Find the lines that contain the word "value" and copy each one.
** Start Task input **
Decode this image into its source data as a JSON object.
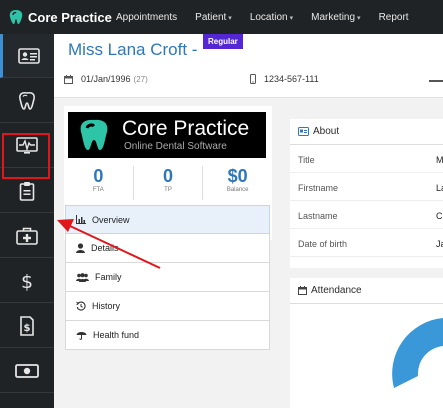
{
  "app": {
    "brand": "Core Practice"
  },
  "topnav": {
    "items": [
      {
        "label": "Appointments",
        "caret": ""
      },
      {
        "label": "Patient",
        "caret": "▾"
      },
      {
        "label": "Location",
        "caret": "▾"
      },
      {
        "label": "Marketing",
        "caret": "▾"
      },
      {
        "label": "Report",
        "caret": ""
      }
    ]
  },
  "sidebar": {
    "items": [
      {
        "icon": "id-card-icon",
        "active": true
      },
      {
        "icon": "tooth-icon",
        "active": false
      },
      {
        "icon": "pulse-monitor-icon",
        "active": false
      },
      {
        "icon": "clipboard-icon",
        "active": false,
        "highlighted": true
      },
      {
        "icon": "medical-kit-icon",
        "active": false
      },
      {
        "icon": "dollar-icon",
        "active": false
      },
      {
        "icon": "invoice-icon",
        "active": false
      },
      {
        "icon": "cash-icon",
        "active": false
      }
    ]
  },
  "patient": {
    "name": "Miss Lana Croft -",
    "badge": "Regular",
    "dob": "01/Jan/1996",
    "age": "(27)",
    "phone": "1234-567-111"
  },
  "profile": {
    "logo_title": "Core Practice",
    "logo_subtitle": "Online Dental Software",
    "stats": [
      {
        "value": "0",
        "label": "FTA"
      },
      {
        "value": "0",
        "label": "TP"
      },
      {
        "value": "$0",
        "label": "Balance"
      }
    ]
  },
  "tabs": [
    {
      "label": "Overview",
      "icon": "bar-chart-icon",
      "active": true
    },
    {
      "label": "Details",
      "icon": "user-icon",
      "active": false
    },
    {
      "label": "Family",
      "icon": "users-icon",
      "active": false
    },
    {
      "label": "History",
      "icon": "history-icon",
      "active": false
    },
    {
      "label": "Health fund",
      "icon": "umbrella-icon",
      "active": false
    }
  ],
  "about": {
    "title": "About",
    "rows": [
      {
        "key": "Title",
        "value": "M"
      },
      {
        "key": "Firstname",
        "value": "La"
      },
      {
        "key": "Lastname",
        "value": "C"
      },
      {
        "key": "Date of birth",
        "value": "Ja"
      }
    ]
  },
  "attendance": {
    "title": "Attendance"
  },
  "colors": {
    "nav_bg": "#1f2326",
    "accent_blue": "#2e77b8",
    "badge_purple": "#5526d4",
    "highlight_red": "#e0161b",
    "donut_blue": "#3a97d8"
  }
}
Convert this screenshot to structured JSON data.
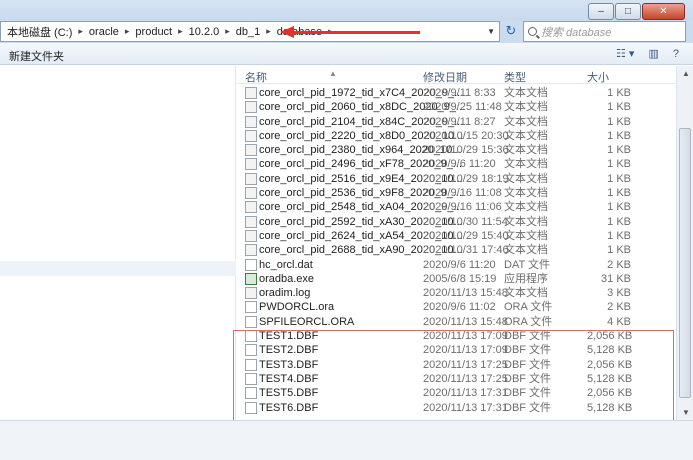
** End Task input **
Expected output:
        "value": "0",
        "value": "0",
        "value": "$0",
        "value": "M"
        "value": "La"
        "value": "C"
        "value": "Ja"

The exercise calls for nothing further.